[SET TASK]: Gather from the material every line that contains the string "YouTube".

[DATA EXTRACT]:
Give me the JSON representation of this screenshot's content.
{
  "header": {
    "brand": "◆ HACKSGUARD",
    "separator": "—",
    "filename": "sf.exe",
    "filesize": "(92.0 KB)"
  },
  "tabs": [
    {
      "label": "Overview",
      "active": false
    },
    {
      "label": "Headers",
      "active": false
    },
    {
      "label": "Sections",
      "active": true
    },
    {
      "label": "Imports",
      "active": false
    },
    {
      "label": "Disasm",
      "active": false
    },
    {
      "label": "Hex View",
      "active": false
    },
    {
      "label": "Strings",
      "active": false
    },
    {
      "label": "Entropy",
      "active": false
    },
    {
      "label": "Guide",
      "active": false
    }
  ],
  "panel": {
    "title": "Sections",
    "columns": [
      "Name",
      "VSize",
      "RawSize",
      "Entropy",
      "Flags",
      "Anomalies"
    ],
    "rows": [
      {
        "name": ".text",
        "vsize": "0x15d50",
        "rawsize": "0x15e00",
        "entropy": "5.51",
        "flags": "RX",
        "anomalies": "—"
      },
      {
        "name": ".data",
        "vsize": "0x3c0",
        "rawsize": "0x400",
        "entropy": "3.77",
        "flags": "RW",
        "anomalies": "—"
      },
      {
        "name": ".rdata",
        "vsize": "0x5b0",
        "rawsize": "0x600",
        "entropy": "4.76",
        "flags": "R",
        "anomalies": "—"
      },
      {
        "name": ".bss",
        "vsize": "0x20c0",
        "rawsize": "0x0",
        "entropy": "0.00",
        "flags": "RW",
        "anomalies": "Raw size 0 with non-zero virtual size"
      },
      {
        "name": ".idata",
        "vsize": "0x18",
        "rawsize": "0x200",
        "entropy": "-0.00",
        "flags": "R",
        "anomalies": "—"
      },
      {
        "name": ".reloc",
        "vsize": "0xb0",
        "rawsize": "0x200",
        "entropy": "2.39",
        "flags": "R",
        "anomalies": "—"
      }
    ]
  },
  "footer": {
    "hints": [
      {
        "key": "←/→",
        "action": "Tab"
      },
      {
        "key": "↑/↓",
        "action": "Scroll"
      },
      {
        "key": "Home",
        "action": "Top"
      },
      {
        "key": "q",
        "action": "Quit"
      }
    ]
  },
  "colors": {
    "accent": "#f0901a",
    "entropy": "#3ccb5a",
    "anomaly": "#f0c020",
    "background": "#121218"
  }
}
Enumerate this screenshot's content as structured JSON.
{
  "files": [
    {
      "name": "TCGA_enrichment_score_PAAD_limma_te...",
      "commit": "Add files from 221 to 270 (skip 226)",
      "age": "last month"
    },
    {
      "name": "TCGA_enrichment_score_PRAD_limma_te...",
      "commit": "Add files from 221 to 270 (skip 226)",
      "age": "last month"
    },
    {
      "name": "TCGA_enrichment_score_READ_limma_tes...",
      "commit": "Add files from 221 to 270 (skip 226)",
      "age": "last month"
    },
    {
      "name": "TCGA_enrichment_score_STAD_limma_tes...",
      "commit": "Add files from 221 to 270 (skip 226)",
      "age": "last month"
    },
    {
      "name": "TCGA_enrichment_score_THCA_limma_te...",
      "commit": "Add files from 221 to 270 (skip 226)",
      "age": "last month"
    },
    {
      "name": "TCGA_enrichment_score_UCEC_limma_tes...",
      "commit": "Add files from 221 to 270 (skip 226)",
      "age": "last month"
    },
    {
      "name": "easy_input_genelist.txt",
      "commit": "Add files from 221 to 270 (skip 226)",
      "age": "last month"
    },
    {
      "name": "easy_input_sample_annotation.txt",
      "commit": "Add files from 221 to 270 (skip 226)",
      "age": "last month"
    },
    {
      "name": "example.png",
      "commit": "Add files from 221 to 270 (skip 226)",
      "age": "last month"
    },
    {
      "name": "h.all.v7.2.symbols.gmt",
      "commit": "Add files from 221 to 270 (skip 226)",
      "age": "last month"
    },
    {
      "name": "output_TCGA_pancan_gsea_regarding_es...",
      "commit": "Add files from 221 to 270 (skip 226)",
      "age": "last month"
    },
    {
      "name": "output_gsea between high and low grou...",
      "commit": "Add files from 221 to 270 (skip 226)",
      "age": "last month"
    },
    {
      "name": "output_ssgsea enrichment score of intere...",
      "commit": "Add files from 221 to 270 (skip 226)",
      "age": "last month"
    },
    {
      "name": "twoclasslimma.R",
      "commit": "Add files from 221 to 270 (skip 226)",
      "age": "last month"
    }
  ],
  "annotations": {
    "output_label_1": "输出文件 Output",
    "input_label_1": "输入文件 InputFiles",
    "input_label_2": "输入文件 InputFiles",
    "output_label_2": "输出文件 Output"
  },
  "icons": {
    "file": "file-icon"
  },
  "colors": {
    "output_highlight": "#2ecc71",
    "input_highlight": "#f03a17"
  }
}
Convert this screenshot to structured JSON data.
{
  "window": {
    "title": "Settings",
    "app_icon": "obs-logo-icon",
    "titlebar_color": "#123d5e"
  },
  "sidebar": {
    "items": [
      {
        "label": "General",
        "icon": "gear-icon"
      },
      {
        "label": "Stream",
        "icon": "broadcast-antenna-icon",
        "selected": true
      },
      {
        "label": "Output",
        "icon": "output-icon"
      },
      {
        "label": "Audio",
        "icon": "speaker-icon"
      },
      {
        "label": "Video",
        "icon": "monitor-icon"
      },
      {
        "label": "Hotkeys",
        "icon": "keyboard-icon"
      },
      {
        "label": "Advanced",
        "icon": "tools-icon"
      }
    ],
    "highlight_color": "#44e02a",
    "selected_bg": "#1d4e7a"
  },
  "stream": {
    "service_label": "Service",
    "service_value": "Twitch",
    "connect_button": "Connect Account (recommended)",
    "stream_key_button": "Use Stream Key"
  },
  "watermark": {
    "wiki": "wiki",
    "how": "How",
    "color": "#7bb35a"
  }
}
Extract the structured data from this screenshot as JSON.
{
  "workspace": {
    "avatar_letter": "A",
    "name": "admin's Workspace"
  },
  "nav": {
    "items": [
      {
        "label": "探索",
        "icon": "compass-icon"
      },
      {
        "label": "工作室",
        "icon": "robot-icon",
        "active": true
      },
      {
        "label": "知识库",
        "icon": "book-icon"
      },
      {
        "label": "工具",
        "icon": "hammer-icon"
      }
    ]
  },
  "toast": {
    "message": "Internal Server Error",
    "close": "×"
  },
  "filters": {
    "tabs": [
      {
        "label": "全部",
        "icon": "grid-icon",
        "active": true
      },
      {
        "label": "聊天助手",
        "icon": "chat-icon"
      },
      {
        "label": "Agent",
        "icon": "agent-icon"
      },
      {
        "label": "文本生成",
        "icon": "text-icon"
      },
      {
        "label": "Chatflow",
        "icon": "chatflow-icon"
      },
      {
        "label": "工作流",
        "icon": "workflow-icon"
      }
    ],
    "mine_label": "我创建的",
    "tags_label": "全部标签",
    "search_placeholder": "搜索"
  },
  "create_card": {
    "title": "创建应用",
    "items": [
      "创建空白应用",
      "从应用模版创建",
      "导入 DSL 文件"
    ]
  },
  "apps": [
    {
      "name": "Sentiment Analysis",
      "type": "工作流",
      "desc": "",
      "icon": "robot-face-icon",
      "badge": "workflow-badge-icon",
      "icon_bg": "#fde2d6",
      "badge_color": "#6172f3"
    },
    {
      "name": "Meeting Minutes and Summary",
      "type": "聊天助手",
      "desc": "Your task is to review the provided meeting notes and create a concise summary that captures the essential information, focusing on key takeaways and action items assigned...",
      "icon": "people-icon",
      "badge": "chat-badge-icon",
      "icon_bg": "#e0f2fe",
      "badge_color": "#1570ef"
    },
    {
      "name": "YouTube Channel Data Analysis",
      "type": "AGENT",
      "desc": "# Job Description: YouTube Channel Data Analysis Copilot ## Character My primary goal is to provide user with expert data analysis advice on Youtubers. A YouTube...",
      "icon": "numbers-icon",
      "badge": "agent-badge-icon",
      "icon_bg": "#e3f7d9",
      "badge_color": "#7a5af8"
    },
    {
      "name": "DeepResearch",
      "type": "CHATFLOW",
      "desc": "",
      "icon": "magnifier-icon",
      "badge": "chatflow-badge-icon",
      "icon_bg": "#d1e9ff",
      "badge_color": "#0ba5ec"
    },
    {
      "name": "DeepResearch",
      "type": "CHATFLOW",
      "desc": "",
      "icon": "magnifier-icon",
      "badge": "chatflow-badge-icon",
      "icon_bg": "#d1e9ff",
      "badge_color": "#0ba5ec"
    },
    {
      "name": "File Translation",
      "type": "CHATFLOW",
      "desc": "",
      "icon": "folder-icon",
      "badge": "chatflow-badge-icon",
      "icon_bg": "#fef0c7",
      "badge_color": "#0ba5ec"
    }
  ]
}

[SOLUTION BELOW]:
      "name": "YouTube Channel Data Analysis",
      "desc": "# Job Description: YouTube Channel Data Analysis Copilot ## Character My primary goal is to provide user with expert data analysis advice on Youtubers. A YouTube...",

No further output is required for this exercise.